***** Input data *****

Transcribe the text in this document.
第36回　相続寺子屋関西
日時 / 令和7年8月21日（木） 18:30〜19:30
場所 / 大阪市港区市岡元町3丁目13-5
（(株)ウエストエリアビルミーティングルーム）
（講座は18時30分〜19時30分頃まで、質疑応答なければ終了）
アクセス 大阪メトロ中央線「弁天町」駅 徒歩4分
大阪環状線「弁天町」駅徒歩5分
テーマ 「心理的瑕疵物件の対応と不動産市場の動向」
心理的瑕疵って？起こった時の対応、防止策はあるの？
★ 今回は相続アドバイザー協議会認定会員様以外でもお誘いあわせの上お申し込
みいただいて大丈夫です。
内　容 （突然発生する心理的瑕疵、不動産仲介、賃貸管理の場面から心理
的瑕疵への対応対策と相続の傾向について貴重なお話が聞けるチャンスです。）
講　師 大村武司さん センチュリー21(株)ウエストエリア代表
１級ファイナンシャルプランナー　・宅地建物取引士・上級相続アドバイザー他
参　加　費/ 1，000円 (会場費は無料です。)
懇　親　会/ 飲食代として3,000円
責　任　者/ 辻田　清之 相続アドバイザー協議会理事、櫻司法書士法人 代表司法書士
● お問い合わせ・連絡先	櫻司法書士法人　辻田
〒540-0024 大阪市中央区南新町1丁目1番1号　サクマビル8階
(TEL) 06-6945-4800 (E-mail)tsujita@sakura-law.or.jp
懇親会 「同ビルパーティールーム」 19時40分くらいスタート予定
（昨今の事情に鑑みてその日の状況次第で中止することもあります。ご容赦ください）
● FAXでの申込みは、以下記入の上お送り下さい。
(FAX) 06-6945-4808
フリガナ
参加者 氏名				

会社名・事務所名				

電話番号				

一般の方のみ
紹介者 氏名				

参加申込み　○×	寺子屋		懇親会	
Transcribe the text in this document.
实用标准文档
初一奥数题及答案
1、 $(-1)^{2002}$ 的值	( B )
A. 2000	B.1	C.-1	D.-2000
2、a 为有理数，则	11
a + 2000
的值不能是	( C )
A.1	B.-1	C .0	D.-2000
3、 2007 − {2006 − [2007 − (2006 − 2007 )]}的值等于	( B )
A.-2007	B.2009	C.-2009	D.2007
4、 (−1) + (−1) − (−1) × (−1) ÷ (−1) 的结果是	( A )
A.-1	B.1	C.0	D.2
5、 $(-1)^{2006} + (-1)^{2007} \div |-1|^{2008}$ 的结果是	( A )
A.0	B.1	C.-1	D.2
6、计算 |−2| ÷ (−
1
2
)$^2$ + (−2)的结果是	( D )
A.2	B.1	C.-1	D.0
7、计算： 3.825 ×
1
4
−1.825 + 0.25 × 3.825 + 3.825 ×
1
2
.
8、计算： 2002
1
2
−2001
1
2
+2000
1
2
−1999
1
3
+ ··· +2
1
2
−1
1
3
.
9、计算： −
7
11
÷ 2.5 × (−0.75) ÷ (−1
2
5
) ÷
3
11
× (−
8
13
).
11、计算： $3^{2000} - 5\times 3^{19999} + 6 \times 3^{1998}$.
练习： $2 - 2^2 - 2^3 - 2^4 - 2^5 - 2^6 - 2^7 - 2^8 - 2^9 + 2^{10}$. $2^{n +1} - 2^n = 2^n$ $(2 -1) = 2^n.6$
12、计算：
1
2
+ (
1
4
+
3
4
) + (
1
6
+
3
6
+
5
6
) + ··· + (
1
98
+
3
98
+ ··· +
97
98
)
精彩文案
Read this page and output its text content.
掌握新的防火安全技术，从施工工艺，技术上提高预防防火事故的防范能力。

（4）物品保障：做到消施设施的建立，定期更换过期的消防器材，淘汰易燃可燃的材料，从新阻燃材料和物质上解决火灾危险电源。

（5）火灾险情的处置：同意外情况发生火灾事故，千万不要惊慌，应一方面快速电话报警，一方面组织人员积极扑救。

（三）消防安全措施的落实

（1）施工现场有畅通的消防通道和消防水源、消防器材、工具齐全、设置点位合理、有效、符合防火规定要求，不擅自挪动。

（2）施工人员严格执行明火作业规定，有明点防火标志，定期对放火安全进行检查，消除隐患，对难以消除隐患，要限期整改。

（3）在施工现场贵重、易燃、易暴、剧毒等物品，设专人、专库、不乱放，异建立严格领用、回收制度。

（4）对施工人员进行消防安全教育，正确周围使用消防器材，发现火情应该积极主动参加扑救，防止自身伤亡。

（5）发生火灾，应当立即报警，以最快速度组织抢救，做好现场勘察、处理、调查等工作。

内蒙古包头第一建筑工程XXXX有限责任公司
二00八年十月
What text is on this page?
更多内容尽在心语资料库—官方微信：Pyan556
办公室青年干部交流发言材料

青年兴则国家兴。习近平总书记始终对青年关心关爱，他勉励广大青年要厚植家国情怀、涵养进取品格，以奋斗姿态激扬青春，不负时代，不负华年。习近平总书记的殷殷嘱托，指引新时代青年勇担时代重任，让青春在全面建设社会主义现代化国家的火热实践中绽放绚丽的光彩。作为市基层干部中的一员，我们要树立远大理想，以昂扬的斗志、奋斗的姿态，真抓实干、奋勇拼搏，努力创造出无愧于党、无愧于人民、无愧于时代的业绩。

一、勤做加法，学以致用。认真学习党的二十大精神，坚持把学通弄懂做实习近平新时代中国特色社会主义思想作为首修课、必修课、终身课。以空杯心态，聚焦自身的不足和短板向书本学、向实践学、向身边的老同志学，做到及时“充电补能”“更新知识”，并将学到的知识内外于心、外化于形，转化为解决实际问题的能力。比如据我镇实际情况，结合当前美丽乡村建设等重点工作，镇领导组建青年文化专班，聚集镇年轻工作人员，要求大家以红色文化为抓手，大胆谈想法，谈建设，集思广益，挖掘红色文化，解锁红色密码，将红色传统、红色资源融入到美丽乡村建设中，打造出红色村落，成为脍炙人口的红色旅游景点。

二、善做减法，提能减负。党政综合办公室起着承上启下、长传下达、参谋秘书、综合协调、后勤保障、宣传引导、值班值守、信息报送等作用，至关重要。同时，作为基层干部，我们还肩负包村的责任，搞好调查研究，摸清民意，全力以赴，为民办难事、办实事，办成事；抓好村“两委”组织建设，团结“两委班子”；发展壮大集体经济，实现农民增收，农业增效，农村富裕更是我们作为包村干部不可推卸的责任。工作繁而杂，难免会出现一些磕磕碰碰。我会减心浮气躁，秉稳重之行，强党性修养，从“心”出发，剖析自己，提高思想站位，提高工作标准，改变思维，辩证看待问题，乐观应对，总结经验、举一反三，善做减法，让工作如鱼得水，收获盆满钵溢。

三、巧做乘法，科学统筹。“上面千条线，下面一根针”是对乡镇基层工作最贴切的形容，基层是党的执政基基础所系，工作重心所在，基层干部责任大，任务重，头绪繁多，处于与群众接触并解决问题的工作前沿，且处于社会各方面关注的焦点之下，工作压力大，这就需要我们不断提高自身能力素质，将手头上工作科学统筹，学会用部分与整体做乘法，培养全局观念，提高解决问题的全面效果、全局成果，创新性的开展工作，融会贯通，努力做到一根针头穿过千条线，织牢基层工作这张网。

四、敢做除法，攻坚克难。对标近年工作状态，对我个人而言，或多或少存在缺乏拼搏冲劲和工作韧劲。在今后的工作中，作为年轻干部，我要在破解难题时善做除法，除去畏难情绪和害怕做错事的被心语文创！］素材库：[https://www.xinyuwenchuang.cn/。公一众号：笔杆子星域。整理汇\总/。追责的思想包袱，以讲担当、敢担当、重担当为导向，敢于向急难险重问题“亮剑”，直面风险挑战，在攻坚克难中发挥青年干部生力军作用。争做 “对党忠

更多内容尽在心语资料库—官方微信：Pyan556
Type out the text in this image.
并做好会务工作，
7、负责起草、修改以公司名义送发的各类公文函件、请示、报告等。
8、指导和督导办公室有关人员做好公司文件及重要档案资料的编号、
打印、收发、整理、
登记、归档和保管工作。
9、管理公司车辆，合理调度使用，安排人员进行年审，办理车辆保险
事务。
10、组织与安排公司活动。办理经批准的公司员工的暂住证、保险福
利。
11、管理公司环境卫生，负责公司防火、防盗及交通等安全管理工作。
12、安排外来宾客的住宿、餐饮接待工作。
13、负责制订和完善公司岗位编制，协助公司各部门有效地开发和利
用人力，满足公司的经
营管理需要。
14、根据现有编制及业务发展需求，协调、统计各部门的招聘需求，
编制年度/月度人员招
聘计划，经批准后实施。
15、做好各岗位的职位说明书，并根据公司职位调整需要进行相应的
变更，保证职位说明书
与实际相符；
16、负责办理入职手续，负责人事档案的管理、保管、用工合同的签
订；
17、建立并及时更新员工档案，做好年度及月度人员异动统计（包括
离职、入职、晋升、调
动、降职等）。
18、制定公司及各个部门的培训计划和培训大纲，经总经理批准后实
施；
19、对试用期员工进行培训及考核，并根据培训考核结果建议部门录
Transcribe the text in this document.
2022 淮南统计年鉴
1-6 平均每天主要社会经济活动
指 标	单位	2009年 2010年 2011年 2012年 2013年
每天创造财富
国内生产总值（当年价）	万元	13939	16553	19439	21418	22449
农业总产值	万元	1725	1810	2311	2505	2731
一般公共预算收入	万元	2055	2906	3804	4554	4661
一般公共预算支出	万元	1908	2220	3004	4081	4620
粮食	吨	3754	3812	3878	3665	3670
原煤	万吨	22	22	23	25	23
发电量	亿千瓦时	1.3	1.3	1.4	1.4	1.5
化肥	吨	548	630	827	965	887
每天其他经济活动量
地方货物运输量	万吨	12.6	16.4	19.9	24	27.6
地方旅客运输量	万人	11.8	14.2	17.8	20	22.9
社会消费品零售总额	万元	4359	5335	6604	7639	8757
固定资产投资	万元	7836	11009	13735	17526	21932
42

*****

* [The request]
Copy out every line from the material above in which the word "櫻司法書士法人" appears.

* [Solution to this exercise]
責　任　者/ 辻田　清之 相続アドバイザー協議会理事、櫻司法書士法人 代表司法書士
● お問い合わせ・連絡先	櫻司法書士法人　辻田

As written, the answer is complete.